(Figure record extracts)
+ + + + +

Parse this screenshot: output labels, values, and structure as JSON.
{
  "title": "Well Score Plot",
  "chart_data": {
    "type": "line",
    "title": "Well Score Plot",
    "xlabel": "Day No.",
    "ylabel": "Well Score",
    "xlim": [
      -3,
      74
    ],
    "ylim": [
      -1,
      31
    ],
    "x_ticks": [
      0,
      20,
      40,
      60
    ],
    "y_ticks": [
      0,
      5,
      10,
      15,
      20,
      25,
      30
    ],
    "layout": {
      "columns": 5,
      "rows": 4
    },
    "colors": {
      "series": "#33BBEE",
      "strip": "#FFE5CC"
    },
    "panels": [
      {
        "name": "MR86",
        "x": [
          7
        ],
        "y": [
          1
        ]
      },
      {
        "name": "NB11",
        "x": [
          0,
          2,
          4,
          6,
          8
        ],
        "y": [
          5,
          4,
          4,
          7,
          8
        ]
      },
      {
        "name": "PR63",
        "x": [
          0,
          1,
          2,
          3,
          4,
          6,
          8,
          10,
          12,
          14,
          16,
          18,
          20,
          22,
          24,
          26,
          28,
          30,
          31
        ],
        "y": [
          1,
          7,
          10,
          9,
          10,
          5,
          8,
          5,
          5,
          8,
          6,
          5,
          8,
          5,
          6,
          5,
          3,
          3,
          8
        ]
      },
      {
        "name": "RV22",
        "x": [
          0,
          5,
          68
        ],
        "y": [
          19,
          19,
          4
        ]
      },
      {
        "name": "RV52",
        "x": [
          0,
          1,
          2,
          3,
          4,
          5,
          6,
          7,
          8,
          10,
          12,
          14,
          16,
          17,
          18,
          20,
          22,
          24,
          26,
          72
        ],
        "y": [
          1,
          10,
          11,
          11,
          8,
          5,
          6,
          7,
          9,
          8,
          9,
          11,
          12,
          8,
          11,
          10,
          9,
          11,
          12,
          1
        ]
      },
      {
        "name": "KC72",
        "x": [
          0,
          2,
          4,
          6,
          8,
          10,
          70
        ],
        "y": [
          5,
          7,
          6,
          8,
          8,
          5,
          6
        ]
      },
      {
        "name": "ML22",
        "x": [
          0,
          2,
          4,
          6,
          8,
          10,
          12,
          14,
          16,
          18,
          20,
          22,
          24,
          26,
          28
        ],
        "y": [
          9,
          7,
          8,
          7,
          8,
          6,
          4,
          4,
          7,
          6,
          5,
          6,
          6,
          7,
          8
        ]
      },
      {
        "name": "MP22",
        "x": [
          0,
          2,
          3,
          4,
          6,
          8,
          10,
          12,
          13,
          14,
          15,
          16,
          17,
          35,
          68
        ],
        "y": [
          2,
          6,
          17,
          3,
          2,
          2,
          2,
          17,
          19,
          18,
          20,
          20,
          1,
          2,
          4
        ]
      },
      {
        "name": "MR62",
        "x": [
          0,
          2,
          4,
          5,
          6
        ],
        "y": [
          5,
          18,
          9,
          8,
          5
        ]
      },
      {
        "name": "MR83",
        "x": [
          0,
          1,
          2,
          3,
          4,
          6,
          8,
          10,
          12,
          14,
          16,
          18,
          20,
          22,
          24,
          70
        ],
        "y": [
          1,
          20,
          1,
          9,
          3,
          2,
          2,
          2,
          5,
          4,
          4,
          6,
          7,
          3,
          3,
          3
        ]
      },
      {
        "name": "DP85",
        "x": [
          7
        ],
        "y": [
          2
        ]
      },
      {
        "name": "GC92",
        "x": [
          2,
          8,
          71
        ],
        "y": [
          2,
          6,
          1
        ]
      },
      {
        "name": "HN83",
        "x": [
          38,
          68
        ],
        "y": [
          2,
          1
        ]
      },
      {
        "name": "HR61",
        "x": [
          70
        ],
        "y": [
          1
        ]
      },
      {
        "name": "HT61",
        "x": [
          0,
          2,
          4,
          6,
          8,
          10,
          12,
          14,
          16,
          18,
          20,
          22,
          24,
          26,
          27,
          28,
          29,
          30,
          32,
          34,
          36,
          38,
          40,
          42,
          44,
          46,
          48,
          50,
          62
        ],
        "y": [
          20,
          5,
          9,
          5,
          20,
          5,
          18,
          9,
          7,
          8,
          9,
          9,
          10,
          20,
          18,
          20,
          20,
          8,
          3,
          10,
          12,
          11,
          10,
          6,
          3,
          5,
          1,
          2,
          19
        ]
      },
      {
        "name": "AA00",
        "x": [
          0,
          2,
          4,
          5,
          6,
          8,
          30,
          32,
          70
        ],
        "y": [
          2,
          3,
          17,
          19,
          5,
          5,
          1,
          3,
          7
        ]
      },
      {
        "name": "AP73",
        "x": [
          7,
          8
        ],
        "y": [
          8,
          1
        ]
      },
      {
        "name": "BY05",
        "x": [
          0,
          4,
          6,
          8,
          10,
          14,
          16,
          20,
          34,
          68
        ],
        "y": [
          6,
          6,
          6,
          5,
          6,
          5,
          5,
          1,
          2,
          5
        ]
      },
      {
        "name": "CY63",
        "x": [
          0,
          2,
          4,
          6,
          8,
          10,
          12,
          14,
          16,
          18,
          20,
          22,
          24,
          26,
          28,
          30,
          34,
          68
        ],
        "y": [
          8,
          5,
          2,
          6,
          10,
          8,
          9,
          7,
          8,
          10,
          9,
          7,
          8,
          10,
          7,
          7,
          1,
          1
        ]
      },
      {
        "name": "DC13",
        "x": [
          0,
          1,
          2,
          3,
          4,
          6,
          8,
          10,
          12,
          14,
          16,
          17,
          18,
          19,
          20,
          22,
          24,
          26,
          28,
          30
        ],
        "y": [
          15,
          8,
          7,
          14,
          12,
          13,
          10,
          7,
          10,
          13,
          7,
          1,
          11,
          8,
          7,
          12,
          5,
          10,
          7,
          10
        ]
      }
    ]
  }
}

+ + + + +

▶ TASK OBJECTIVE:
In the records above, how many lines hold the string "Score"? Reply with only the number.

▶ RESPONSE BELOW:
3